**Given records**
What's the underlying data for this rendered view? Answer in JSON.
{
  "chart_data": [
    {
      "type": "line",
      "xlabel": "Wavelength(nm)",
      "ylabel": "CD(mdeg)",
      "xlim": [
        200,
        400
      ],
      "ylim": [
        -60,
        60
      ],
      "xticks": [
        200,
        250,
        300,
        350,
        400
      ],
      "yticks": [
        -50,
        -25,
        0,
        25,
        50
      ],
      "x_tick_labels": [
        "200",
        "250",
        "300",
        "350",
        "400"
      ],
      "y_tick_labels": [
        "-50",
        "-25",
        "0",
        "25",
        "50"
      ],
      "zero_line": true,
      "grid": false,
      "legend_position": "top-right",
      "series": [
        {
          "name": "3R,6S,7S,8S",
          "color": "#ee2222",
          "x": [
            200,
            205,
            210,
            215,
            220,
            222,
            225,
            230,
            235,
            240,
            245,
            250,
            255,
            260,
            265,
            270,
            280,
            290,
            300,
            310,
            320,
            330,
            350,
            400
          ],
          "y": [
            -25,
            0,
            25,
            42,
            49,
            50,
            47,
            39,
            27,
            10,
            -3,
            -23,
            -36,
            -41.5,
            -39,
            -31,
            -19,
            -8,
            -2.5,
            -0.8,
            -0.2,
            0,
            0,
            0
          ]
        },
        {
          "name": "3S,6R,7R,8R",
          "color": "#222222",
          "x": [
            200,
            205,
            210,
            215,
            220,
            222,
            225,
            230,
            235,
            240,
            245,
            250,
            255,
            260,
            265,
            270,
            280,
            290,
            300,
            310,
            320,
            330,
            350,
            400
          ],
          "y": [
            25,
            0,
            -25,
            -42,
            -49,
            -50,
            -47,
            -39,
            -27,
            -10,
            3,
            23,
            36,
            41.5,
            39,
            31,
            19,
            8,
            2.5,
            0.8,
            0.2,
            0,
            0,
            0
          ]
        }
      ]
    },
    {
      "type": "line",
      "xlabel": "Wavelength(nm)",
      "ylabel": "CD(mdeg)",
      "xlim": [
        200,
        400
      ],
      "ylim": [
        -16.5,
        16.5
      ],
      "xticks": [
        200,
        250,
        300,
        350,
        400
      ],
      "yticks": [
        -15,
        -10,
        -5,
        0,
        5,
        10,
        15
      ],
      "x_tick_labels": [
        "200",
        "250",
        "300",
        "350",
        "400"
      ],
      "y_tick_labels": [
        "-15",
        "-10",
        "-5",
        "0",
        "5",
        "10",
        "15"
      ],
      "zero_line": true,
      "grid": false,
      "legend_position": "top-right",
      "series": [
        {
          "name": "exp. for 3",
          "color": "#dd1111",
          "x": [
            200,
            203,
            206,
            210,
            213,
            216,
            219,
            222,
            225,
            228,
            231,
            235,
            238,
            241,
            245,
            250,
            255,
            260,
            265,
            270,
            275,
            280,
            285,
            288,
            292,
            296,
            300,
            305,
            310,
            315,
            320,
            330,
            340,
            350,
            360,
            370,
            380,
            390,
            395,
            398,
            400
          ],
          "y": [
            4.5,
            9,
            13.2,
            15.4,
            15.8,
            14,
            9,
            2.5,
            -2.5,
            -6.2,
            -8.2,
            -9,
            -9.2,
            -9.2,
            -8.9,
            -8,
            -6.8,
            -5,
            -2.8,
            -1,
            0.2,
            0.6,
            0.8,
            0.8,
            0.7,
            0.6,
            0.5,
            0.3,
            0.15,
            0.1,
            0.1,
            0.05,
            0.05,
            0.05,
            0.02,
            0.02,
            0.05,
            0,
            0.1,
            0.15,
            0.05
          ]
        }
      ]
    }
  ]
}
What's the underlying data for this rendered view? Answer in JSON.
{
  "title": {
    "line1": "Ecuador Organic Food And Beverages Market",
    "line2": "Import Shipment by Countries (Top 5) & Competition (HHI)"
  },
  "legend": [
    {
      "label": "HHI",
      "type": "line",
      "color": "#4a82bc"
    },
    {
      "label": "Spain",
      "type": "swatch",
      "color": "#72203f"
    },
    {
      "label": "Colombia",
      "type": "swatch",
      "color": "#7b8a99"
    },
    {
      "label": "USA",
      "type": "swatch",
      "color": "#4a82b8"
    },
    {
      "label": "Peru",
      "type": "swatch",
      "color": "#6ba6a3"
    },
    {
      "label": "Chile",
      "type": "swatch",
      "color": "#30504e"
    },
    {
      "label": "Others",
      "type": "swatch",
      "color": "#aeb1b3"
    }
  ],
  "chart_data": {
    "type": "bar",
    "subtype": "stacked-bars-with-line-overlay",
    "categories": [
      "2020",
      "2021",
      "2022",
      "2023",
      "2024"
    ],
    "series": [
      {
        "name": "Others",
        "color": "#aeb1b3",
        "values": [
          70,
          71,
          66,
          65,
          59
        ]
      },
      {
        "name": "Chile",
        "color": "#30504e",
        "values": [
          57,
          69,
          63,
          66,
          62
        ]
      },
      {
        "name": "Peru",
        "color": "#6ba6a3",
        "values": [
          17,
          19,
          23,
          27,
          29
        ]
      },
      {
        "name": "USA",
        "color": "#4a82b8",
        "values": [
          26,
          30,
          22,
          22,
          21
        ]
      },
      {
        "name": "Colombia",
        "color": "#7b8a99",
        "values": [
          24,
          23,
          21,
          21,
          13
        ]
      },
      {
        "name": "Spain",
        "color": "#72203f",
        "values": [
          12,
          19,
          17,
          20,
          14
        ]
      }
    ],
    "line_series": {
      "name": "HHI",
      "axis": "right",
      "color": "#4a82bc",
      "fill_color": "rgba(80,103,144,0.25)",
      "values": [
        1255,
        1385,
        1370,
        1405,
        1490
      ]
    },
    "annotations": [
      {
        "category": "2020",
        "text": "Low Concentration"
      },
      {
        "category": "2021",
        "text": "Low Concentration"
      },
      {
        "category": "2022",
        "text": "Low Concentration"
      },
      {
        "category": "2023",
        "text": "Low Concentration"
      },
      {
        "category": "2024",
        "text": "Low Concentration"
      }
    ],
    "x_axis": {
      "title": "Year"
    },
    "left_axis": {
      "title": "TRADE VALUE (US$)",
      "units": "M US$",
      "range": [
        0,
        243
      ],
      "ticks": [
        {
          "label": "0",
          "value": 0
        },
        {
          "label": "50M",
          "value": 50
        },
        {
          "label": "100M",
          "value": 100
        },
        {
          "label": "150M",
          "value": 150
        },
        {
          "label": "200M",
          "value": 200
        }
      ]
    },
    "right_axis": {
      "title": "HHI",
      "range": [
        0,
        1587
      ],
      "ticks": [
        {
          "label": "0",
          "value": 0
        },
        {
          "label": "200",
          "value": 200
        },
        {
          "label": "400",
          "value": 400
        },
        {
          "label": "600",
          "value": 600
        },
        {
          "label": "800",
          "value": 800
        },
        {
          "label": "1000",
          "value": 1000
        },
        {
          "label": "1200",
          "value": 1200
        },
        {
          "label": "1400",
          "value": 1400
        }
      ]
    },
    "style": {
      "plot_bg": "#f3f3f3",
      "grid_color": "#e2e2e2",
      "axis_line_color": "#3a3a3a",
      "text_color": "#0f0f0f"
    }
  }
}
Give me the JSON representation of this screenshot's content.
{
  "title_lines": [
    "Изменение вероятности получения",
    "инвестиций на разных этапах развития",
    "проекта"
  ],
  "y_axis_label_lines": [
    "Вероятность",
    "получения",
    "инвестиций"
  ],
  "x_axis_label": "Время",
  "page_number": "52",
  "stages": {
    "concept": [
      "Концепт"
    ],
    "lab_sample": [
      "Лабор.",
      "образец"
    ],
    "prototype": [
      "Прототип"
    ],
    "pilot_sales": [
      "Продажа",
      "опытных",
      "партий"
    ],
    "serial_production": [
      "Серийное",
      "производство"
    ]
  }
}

**Exercise**
Extract each line of the listing above, copying it word for word.

**Solution to the exercise**
What's the underlying data for this rendered view? Answer in JSON.
{
  "chart_data": [
    {
      "type": "line",
      "xlabel": "Wavelength(nm)",
      "ylabel": "CD(mdeg)",
      "xlim": [
        200,
        400
      ],
      "ylim": [
        -60,
        60
      ],
      "xticks": [
        200,
        250,
        300,
        350,
        400
      ],
      "yticks": [
        -50,
        -25,
        0,
        25,
        50
      ],
      "x_tick_labels": [
        "200",
        "250",
        "300",
        "350",
        "400"
      ],
      "y_tick_labels": [
        "-50",
        "-25",
        "0",
        "25",
        "50"
      ],
      "zero_line": true,
      "grid": false,
      "legend_position": "top-right",
      "series": [
        {
          "name": "3R,6S,7S,8S",
          "color": "#ee2222",
          "x": [
            200,
            205,
            210,
            215,
            220,
            222,
            225,
            230,
            235,
            240,
            245,
            250,
            255,
            260,
            265,
            270,
            280,
            290,
            300,
            310,
            320,
            330,
            350,
            400
          ],
          "y": [
            -25,
            0,
            25,
            42,
            49,
            50,
            47,
            39,
            27,
            10,
            -3,
            -23,
            -36,
            -41.5,
            -39,
            -31,
            -19,
            -8,
            -2.5,
            -0.8,
            -0.2,
            0,
            0,
            0
          ]
        },
        {
          "name": "3S,6R,7R,8R",
          "color": "#222222",
          "x": [
            200,
            205,
            210,
            215,
            220,
            222,
            225,
            230,
            235,
            240,
            245,
            250,
            255,
            260,
            265,
            270,
            280,
            290,
            300,
            310,
            320,
            330,
            350,
            400
          ],
          "y": [
            25,
            0,
            -25,
            -42,
            -49,
            -50,
            -47,
            -39,
            -27,
            -10,
            3,
            23,
            36,
            41.5,
            39,
            31,
            19,
            8,
            2.5,
            0.8,
            0.2,
            0,
            0,
            0
          ]
        }
      ]
    },
    {
      "type": "line",
      "xlabel": "Wavelength(nm)",
      "ylabel": "CD(mdeg)",
      "xlim": [
        200,
        400
      ],
      "ylim": [
        -16.5,
        16.5
      ],
      "xticks": [
        200,
        250,
        300,
        350,
        400
      ],
      "yticks": [
        -15,
        -10,
        -5,
        0,
        5,
        10,
        15
      ],
      "x_tick_labels": [
        "200",
        "250",
        "300",
        "350",
        "400"
      ],
      "y_tick_labels": [
        "-15",
        "-10",
        "-5",
        "0",
        "5",
        "10",
        "15"
      ],
      "zero_line": true,
      "grid": false,
      "legend_position": "top-right",
      "series": [
        {
          "name": "exp. for 3",
          "color": "#dd1111",
          "x": [
            200,
            203,
            206,
            210,
            213,
            216,
            219,
            222,
            225,
            228,
            231,
            235,
            238,
            241,
            245,
            250,
            255,
            260,
            265,
            270,
            275,
            280,
            285,
            288,
            292,
            296,
            300,
            305,
            310,
            315,
            320,
            330,
            340,
            350,
            360,
            370,
            380,
            390,
            395,
            398,
            400
          ],
          "y": [
            4.5,
            9,
            13.2,
            15.4,
            15.8,
            14,
            9,
            2.5,
            -2.5,
            -6.2,
            -8.2,
            -9,
            -9.2,
            -9.2,
            -8.9,
            -8,
            -6.8,
            -5,
            -2.8,
            -1,
            0.2,
            0.6,
            0.8,
            0.8,
            0.7,
            0.6,
            0.5,
            0.3,
            0.15,
            0.1,
            0.1,
            0.05,
            0.05,
            0.05,
            0.02,
            0.02,
            0.05,
            0,
            0.1,
            0.15,
            0.05
          ]
        }
      ]
    }
  ]
}
What's the underlying data for this rendered view? Answer in JSON.
{
  "title": {
    "line1": "Ecuador Organic Food And Beverages Market",
    "line2": "Import Shipment by Countries (Top 5) & Competition (HHI)"
  },
  "legend": [
    {
      "label": "HHI",
      "type": "line",
      "color": "#4a82bc"
    },
    {
      "label": "Spain",
      "type": "swatch",
      "color": "#72203f"
    },
    {
      "label": "Colombia",
      "type": "swatch",
      "color": "#7b8a99"
    },
    {
      "label": "USA",
      "type": "swatch",
      "color": "#4a82b8"
    },
    {
      "label": "Peru",
      "type": "swatch",
      "color": "#6ba6a3"
    },
    {
      "label": "Chile",
      "type": "swatch",
      "color": "#30504e"
    },
    {
      "label": "Others",
      "type": "swatch",
      "color": "#aeb1b3"
    }
  ],
  "chart_data": {
    "type": "bar",
    "subtype": "stacked-bars-with-line-overlay",
    "categories": [
      "2020",
      "2021",
      "2022",
      "2023",
      "2024"
    ],
    "series": [
      {
        "name": "Others",
        "color": "#aeb1b3",
        "values": [
          70,
          71,
          66,
          65,
          59
        ]
      },
      {
        "name": "Chile",
        "color": "#30504e",
        "values": [
          57,
          69,
          63,
          66,
          62
        ]
      },
      {
        "name": "Peru",
        "color": "#6ba6a3",
        "values": [
          17,
          19,
          23,
          27,
          29
        ]
      },
      {
        "name": "USA",
        "color": "#4a82b8",
        "values": [
          26,
          30,
          22,
          22,
          21
        ]
      },
      {
        "name": "Colombia",
        "color": "#7b8a99",
        "values": [
          24,
          23,
          21,
          21,
          13
        ]
      },
      {
        "name": "Spain",
        "color": "#72203f",
        "values": [
          12,
          19,
          17,
          20,
          14
        ]
      }
    ],
    "line_series": {
      "name": "HHI",
      "axis": "right",
      "color": "#4a82bc",
      "fill_color": "rgba(80,103,144,0.25)",
      "values": [
        1255,
        1385,
        1370,
        1405,
        1490
      ]
    },
    "annotations": [
      {
        "category": "2020",
        "text": "Low Concentration"
      },
      {
        "category": "2021",
        "text": "Low Concentration"
      },
      {
        "category": "2022",
        "text": "Low Concentration"
      },
      {
        "category": "2023",
        "text": "Low Concentration"
      },
      {
        "category": "2024",
        "text": "Low Concentration"
      }
    ],
    "x_axis": {
      "title": "Year"
    },
    "left_axis": {
      "title": "TRADE VALUE (US$)",
      "units": "M US$",
      "range": [
        0,
        243
      ],
      "ticks": [
        {
          "label": "0",
          "value": 0
        },
        {
          "label": "50M",
          "value": 50
        },
        {
          "label": "100M",
          "value": 100
        },
        {
          "label": "150M",
          "value": 150
        },
        {
          "label": "200M",
          "value": 200
        }
      ]
    },
    "right_axis": {
      "title": "HHI",
      "range": [
        0,
        1587
      ],
      "ticks": [
        {
          "label": "0",
          "value": 0
        },
        {
          "label": "200",
          "value": 200
        },
        {
          "label": "400",
          "value": 400
        },
        {
          "label": "600",
          "value": 600
        },
        {
          "label": "800",
          "value": 800
        },
        {
          "label": "1000",
          "value": 1000
        },
        {
          "label": "1200",
          "value": 1200
        },
        {
          "label": "1400",
          "value": 1400
        }
      ]
    },
    "style": {
      "plot_bg": "#f3f3f3",
      "grid_color": "#e2e2e2",
      "axis_line_color": "#3a3a3a",
      "text_color": "#0f0f0f"
    }
  }
}
Give me the JSON representation of this screenshot's content.
{
  "title_lines": [
    "Изменение вероятности получения",
    "инвестиций на разных этапах развития",
    "проекта"
  ],
  "y_axis_label_lines": [
    "Вероятность",
    "получения",
    "инвестиций"
  ],
  "x_axis_label": "Время",
  "page_number": "52",
  "stages": {
    "concept": [
      "Концепт"
    ],
    "lab_sample": [
      "Лабор.",
      "образец"
    ],
    "prototype": [
      "Прототип"
    ],
    "pilot_sales": [
      "Продажа",
      "опытных",
      "партий"
    ],
    "serial_production": [
      "Серийное",
      "производство"
    ]
  }
}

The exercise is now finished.